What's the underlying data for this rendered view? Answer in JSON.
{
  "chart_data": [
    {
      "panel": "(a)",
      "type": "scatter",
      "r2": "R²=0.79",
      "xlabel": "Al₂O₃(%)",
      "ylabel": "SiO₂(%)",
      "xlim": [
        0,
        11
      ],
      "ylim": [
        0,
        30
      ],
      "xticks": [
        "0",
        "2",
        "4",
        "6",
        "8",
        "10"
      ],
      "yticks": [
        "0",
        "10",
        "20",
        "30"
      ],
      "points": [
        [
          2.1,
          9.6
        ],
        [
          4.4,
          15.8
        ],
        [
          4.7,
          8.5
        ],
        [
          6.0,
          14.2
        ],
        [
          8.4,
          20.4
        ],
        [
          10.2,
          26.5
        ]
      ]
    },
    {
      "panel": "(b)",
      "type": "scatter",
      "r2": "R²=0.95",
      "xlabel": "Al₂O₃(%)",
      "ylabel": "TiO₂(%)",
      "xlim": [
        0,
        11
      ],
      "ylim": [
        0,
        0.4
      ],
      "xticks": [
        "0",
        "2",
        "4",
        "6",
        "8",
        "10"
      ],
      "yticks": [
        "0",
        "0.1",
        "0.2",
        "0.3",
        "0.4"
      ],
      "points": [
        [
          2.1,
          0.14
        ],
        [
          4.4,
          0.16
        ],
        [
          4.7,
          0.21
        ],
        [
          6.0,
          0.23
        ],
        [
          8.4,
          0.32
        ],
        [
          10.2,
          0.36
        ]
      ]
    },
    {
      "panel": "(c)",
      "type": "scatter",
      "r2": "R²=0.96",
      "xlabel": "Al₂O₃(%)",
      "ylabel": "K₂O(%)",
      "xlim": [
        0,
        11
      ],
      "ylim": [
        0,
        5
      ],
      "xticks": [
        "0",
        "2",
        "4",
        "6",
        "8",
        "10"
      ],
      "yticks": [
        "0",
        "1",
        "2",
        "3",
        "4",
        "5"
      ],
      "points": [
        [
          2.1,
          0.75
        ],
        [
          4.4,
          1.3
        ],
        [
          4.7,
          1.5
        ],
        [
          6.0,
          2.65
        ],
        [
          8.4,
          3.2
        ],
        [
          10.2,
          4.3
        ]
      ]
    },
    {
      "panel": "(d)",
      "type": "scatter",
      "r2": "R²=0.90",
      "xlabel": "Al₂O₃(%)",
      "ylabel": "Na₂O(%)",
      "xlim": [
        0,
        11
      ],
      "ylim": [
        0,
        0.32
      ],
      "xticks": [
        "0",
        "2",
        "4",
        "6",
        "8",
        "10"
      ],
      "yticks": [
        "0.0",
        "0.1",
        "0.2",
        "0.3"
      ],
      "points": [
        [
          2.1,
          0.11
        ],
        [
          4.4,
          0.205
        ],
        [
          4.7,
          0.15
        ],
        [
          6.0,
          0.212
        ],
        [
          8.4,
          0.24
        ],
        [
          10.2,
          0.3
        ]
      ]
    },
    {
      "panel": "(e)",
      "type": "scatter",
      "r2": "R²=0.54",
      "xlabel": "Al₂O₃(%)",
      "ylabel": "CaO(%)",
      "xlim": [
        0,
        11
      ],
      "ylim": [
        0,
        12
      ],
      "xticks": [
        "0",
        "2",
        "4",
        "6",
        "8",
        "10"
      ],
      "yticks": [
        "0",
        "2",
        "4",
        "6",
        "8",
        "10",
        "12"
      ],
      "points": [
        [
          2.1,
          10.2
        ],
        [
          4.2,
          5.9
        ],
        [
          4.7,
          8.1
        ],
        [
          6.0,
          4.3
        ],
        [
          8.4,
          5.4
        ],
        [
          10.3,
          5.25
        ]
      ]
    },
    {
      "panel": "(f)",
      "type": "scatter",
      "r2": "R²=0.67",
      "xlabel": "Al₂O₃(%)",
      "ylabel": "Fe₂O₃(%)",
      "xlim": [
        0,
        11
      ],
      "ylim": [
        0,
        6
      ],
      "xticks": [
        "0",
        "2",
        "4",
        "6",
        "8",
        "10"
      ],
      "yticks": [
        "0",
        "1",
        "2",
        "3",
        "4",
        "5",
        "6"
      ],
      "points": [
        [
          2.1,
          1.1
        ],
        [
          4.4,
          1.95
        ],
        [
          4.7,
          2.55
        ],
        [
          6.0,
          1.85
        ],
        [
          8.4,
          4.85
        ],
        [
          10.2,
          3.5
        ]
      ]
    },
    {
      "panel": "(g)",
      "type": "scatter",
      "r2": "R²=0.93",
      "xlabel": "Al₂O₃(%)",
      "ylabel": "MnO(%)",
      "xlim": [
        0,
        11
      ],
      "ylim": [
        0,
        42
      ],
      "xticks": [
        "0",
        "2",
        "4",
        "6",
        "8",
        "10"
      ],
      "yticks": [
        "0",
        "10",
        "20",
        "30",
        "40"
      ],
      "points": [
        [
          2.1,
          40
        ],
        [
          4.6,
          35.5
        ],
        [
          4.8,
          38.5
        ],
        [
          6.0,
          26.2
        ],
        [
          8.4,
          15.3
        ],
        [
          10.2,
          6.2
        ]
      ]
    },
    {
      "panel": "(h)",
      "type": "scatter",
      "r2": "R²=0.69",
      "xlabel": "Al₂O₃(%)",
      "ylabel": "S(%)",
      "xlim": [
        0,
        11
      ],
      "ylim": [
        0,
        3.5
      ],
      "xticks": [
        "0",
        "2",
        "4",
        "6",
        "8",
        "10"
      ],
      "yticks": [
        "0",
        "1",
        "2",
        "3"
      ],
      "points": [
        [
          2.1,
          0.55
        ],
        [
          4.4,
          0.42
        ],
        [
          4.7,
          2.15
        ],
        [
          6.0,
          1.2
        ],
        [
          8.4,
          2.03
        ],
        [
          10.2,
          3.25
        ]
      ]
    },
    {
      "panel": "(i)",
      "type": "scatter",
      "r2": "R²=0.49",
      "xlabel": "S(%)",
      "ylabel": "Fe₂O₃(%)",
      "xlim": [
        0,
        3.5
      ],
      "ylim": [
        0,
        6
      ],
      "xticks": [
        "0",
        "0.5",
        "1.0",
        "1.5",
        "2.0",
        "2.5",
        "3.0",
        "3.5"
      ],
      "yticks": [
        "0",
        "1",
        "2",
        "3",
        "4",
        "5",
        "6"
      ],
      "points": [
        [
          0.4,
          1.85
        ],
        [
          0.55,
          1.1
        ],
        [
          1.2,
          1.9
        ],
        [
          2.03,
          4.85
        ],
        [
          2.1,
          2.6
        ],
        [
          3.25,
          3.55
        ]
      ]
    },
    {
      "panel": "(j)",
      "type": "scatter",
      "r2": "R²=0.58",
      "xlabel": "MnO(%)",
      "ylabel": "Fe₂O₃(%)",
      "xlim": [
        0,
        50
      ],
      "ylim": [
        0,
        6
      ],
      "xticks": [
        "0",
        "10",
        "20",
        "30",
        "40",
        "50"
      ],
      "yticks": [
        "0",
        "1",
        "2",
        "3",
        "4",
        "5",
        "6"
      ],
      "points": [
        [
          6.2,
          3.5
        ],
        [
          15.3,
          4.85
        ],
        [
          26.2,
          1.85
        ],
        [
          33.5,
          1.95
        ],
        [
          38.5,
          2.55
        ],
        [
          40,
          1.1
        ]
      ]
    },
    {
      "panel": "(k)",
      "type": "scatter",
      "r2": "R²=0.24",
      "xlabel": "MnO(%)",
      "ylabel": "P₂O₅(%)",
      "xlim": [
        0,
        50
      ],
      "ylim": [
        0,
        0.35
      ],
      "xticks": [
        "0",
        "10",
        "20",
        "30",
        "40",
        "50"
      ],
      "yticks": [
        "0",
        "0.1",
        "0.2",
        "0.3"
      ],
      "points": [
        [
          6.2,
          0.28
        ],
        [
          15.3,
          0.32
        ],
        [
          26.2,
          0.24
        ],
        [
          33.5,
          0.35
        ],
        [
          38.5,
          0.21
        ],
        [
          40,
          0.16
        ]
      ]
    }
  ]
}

· · · ·

**Stated problem:**
Check each line of the data above for the string "ylabel" and report only how many lines have it.

**Reply:**
11